───── Extracted information ─────

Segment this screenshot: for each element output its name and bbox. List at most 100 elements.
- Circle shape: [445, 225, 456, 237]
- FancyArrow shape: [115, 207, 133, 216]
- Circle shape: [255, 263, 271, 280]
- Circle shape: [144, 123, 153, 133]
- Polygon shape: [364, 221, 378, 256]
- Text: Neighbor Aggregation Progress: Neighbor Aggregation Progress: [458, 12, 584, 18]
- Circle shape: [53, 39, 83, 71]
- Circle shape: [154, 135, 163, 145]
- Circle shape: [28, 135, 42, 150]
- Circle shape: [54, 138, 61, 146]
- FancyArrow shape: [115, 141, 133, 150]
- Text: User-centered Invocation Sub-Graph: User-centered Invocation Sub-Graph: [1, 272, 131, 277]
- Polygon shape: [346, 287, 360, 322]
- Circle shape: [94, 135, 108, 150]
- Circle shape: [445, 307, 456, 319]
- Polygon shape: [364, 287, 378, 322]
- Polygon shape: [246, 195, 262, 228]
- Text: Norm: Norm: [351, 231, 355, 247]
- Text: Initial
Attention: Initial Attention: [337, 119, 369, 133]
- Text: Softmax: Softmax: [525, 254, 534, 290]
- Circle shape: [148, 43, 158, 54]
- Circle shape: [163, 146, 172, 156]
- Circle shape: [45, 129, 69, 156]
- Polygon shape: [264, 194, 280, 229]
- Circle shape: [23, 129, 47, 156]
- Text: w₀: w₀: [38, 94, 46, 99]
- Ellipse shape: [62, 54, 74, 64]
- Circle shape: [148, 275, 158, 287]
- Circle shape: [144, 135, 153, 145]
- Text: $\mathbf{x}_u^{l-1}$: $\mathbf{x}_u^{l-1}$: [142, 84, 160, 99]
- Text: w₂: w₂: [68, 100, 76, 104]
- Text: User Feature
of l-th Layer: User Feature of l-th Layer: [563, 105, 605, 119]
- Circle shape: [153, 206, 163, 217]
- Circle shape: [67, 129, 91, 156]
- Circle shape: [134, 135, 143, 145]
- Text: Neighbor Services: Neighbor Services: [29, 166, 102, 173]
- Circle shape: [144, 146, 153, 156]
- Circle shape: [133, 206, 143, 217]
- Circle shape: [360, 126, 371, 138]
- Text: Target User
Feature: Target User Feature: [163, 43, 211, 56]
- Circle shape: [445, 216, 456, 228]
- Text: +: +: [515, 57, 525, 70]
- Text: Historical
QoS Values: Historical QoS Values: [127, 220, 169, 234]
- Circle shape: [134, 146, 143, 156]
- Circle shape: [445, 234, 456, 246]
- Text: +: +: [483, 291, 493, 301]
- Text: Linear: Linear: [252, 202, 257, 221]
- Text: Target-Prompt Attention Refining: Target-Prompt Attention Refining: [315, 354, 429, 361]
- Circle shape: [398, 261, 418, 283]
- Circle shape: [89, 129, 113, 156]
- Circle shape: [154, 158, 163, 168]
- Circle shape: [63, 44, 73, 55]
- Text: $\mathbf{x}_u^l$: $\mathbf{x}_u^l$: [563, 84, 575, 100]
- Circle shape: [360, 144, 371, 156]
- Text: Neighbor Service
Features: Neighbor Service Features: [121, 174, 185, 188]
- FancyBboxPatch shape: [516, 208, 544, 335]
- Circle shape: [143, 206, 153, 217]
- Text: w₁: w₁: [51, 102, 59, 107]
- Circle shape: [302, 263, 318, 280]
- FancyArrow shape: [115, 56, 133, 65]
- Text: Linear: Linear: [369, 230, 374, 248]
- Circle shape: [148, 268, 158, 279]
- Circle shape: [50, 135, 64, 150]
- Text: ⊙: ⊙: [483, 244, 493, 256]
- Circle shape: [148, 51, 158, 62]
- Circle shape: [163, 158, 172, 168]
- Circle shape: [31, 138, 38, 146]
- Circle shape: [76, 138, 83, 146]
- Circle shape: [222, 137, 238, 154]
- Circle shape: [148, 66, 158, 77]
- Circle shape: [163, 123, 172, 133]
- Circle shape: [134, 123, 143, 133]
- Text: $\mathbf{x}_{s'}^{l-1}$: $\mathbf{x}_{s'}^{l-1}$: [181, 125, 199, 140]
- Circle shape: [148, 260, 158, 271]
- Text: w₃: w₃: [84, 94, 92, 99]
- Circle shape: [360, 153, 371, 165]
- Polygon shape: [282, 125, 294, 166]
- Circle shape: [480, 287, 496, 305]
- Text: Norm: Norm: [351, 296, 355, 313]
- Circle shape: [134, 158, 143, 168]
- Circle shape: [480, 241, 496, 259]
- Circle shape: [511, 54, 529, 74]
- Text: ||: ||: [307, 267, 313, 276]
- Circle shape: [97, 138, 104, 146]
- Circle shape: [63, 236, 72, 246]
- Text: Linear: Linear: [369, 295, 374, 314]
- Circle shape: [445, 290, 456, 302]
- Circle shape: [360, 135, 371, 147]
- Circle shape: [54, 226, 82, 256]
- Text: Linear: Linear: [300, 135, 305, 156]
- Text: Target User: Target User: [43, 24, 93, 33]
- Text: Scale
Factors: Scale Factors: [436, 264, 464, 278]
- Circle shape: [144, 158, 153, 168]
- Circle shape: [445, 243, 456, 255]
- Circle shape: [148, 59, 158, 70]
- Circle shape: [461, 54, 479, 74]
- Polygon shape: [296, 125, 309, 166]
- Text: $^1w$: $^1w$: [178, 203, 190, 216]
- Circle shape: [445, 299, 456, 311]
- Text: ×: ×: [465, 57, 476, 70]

─────

__To do__. Reproduce verbatim the lines from the start of the records through the line containing "- Circle shape: [144, 146, 153, 156]", including both ends.

__Exercise result__.
Segment this screenshot: for each element output its name and bbox. List at most 100 elements.
- Circle shape: [445, 225, 456, 237]
- FancyArrow shape: [115, 207, 133, 216]
- Circle shape: [255, 263, 271, 280]
- Circle shape: [144, 123, 153, 133]
- Polygon shape: [364, 221, 378, 256]
- Text: Neighbor Aggregation Progress: Neighbor Aggregation Progress: [458, 12, 584, 18]
- Circle shape: [53, 39, 83, 71]
- Circle shape: [154, 135, 163, 145]
- Circle shape: [28, 135, 42, 150]
- Circle shape: [54, 138, 61, 146]
- FancyArrow shape: [115, 141, 133, 150]
- Text: User-centered Invocation Sub-Graph: User-centered Invocation Sub-Graph: [1, 272, 131, 277]
- Polygon shape: [346, 287, 360, 322]
- Circle shape: [94, 135, 108, 150]
- Circle shape: [445, 307, 456, 319]
- Polygon shape: [364, 287, 378, 322]
- Polygon shape: [246, 195, 262, 228]
- Text: Norm: Norm: [351, 231, 355, 247]
- Text: Initial
Attention: Initial Attention: [337, 119, 369, 133]
- Text: Softmax: Softmax: [525, 254, 534, 290]
- Circle shape: [148, 43, 158, 54]
- Circle shape: [163, 146, 172, 156]
- Circle shape: [45, 129, 69, 156]
- Polygon shape: [264, 194, 280, 229]
- Circle shape: [23, 129, 47, 156]
- Text: w₀: w₀: [38, 94, 46, 99]
- Ellipse shape: [62, 54, 74, 64]
- Circle shape: [148, 275, 158, 287]
- Circle shape: [144, 135, 153, 145]
- Text: $\mathbf{x}_u^{l-1}$: $\mathbf{x}_u^{l-1}$: [142, 84, 160, 99]
- Text: w₂: w₂: [68, 100, 76, 104]
- Text: User Feature
of l-th Layer: User Feature of l-th Layer: [563, 105, 605, 119]
- Circle shape: [153, 206, 163, 217]
- Circle shape: [67, 129, 91, 156]
- Circle shape: [134, 135, 143, 145]
- Text: Neighbor Services: Neighbor Services: [29, 166, 102, 173]
- Circle shape: [144, 146, 153, 156]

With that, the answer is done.